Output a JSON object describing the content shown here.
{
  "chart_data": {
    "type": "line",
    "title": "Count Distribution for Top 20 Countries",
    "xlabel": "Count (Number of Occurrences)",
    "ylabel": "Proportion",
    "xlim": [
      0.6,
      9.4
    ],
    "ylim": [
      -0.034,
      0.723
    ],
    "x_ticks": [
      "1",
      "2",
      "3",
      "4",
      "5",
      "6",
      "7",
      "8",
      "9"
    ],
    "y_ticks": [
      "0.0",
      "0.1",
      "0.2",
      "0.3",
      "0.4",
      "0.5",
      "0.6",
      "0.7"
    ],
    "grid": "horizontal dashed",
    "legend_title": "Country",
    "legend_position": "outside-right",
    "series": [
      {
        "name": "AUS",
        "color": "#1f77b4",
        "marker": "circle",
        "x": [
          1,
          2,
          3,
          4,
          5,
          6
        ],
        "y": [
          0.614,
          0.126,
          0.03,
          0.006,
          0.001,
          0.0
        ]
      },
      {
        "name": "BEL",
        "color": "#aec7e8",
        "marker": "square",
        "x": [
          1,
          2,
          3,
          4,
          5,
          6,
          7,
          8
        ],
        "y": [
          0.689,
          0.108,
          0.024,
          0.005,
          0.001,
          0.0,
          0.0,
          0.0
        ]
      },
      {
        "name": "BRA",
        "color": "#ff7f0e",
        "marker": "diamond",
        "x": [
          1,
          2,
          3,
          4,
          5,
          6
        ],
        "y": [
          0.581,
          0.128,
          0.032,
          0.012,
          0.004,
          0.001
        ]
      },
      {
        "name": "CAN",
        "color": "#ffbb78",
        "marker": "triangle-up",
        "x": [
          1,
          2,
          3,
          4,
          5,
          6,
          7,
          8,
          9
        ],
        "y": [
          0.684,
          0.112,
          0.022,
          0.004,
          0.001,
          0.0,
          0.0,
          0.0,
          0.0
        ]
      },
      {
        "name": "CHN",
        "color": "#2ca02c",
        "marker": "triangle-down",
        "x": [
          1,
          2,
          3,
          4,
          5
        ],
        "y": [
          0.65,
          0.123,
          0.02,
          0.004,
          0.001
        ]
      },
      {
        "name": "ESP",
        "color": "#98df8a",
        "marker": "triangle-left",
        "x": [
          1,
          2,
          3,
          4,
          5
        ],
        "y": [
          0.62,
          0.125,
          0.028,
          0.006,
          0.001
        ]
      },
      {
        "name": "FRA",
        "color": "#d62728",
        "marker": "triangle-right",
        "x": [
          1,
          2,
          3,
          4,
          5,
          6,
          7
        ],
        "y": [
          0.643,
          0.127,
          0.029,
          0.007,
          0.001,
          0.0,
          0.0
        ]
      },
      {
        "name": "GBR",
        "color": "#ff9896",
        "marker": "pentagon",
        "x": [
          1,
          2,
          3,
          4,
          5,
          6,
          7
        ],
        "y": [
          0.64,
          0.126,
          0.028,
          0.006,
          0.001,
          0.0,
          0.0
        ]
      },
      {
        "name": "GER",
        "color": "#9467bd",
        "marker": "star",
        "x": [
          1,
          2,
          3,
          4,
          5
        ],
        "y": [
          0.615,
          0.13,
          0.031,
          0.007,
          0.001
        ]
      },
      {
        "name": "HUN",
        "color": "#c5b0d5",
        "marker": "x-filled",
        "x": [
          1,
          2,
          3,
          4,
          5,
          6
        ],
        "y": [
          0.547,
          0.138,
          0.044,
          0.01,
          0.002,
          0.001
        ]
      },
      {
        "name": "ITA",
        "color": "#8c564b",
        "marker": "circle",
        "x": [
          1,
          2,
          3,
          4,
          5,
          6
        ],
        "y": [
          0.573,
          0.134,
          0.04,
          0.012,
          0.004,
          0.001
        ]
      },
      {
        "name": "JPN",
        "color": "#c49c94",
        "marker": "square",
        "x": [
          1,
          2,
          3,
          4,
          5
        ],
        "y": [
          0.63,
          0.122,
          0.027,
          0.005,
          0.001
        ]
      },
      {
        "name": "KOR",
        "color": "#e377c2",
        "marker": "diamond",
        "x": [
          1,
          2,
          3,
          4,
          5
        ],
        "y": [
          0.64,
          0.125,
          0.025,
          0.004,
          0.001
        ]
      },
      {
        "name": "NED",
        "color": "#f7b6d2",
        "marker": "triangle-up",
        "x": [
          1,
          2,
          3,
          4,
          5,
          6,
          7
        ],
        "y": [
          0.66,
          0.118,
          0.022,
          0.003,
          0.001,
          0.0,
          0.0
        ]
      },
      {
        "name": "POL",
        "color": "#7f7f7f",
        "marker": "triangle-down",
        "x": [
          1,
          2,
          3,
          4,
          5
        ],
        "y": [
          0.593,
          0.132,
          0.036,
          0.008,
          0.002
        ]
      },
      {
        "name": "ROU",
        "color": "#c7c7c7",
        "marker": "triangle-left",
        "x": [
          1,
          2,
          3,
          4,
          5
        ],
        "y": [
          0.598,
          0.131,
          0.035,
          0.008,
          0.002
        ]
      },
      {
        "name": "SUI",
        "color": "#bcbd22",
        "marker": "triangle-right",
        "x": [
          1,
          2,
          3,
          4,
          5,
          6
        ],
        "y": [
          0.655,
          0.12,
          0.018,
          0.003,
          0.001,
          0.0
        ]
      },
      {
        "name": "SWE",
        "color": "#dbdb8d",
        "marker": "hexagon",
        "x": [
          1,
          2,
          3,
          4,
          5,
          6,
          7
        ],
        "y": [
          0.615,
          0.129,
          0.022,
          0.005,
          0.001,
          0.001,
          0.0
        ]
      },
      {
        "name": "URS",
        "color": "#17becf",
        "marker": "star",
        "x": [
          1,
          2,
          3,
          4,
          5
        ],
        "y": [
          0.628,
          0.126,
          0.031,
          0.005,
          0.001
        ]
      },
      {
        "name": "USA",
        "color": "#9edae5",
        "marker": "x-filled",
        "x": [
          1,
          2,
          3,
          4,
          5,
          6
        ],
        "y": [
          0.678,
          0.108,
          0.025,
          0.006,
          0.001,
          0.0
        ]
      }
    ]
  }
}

——

What this task involves
Print out every record again, exactly and in full.

Solution to this task
Output a JSON object describing the content shown here.
{
  "chart_data": {
    "type": "line",
    "title": "Count Distribution for Top 20 Countries",
    "xlabel": "Count (Number of Occurrences)",
    "ylabel": "Proportion",
    "xlim": [
      0.6,
      9.4
    ],
    "ylim": [
      -0.034,
      0.723
    ],
    "x_ticks": [
      "1",
      "2",
      "3",
      "4",
      "5",
      "6",
      "7",
      "8",
      "9"
    ],
    "y_ticks": [
      "0.0",
      "0.1",
      "0.2",
      "0.3",
      "0.4",
      "0.5",
      "0.6",
      "0.7"
    ],
    "grid": "horizontal dashed",
    "legend_title": "Country",
    "legend_position": "outside-right",
    "series": [
      {
        "name": "AUS",
        "color": "#1f77b4",
        "marker": "circle",
        "x": [
          1,
          2,
          3,
          4,
          5,
          6
        ],
        "y": [
          0.614,
          0.126,
          0.03,
          0.006,
          0.001,
          0.0
        ]
      },
      {
        "name": "BEL",
        "color": "#aec7e8",
        "marker": "square",
        "x": [
          1,
          2,
          3,
          4,
          5,
          6,
          7,
          8
        ],
        "y": [
          0.689,
          0.108,
          0.024,
          0.005,
          0.001,
          0.0,
          0.0,
          0.0
        ]
      },
      {
        "name": "BRA",
        "color": "#ff7f0e",
        "marker": "diamond",
        "x": [
          1,
          2,
          3,
          4,
          5,
          6
        ],
        "y": [
          0.581,
          0.128,
          0.032,
          0.012,
          0.004,
          0.001
        ]
      },
      {
        "name": "CAN",
        "color": "#ffbb78",
        "marker": "triangle-up",
        "x": [
          1,
          2,
          3,
          4,
          5,
          6,
          7,
          8,
          9
        ],
        "y": [
          0.684,
          0.112,
          0.022,
          0.004,
          0.001,
          0.0,
          0.0,
          0.0,
          0.0
        ]
      },
      {
        "name": "CHN",
        "color": "#2ca02c",
        "marker": "triangle-down",
        "x": [
          1,
          2,
          3,
          4,
          5
        ],
        "y": [
          0.65,
          0.123,
          0.02,
          0.004,
          0.001
        ]
      },
      {
        "name": "ESP",
        "color": "#98df8a",
        "marker": "triangle-left",
        "x": [
          1,
          2,
          3,
          4,
          5
        ],
        "y": [
          0.62,
          0.125,
          0.028,
          0.006,
          0.001
        ]
      },
      {
        "name": "FRA",
        "color": "#d62728",
        "marker": "triangle-right",
        "x": [
          1,
          2,
          3,
          4,
          5,
          6,
          7
        ],
        "y": [
          0.643,
          0.127,
          0.029,
          0.007,
          0.001,
          0.0,
          0.0
        ]
      },
      {
        "name": "GBR",
        "color": "#ff9896",
        "marker": "pentagon",
        "x": [
          1,
          2,
          3,
          4,
          5,
          6,
          7
        ],
        "y": [
          0.64,
          0.126,
          0.028,
          0.006,
          0.001,
          0.0,
          0.0
        ]
      },
      {
        "name": "GER",
        "color": "#9467bd",
        "marker": "star",
        "x": [
          1,
          2,
          3,
          4,
          5
        ],
        "y": [
          0.615,
          0.13,
          0.031,
          0.007,
          0.001
        ]
      },
      {
        "name": "HUN",
        "color": "#c5b0d5",
        "marker": "x-filled",
        "x": [
          1,
          2,
          3,
          4,
          5,
          6
        ],
        "y": [
          0.547,
          0.138,
          0.044,
          0.01,
          0.002,
          0.001
        ]
      },
      {
        "name": "ITA",
        "color": "#8c564b",
        "marker": "circle",
        "x": [
          1,
          2,
          3,
          4,
          5,
          6
        ],
        "y": [
          0.573,
          0.134,
          0.04,
          0.012,
          0.004,
          0.001
        ]
      },
      {
        "name": "JPN",
        "color": "#c49c94",
        "marker": "square",
        "x": [
          1,
          2,
          3,
          4,
          5
        ],
        "y": [
          0.63,
          0.122,
          0.027,
          0.005,
          0.001
        ]
      },
      {
        "name": "KOR",
        "color": "#e377c2",
        "marker": "diamond",
        "x": [
          1,
          2,
          3,
          4,
          5
        ],
        "y": [
          0.64,
          0.125,
          0.025,
          0.004,
          0.001
        ]
      },
      {
        "name": "NED",
        "color": "#f7b6d2",
        "marker": "triangle-up",
        "x": [
          1,
          2,
          3,
          4,
          5,
          6,
          7
        ],
        "y": [
          0.66,
          0.118,
          0.022,
          0.003,
          0.001,
          0.0,
          0.0
        ]
      },
      {
        "name": "POL",
        "color": "#7f7f7f",
        "marker": "triangle-down",
        "x": [
          1,
          2,
          3,
          4,
          5
        ],
        "y": [
          0.593,
          0.132,
          0.036,
          0.008,
          0.002
        ]
      },
      {
        "name": "ROU",
        "color": "#c7c7c7",
        "marker": "triangle-left",
        "x": [
          1,
          2,
          3,
          4,
          5
        ],
        "y": [
          0.598,
          0.131,
          0.035,
          0.008,
          0.002
        ]
      },
      {
        "name": "SUI",
        "color": "#bcbd22",
        "marker": "triangle-right",
        "x": [
          1,
          2,
          3,
          4,
          5,
          6
        ],
        "y": [
          0.655,
          0.12,
          0.018,
          0.003,
          0.001,
          0.0
        ]
      },
      {
        "name": "SWE",
        "color": "#dbdb8d",
        "marker": "hexagon",
        "x": [
          1,
          2,
          3,
          4,
          5,
          6,
          7
        ],
        "y": [
          0.615,
          0.129,
          0.022,
          0.005,
          0.001,
          0.001,
          0.0
        ]
      },
      {
        "name": "URS",
        "color": "#17becf",
        "marker": "star",
        "x": [
          1,
          2,
          3,
          4,
          5
        ],
        "y": [
          0.628,
          0.126,
          0.031,
          0.005,
          0.001
        ]
      },
      {
        "name": "USA",
        "color": "#9edae5",
        "marker": "x-filled",
        "x": [
          1,
          2,
          3,
          4,
          5,
          6
        ],
        "y": [
          0.678,
          0.108,
          0.025,
          0.006,
          0.001,
          0.0
        ]
      }
    ]
  }
}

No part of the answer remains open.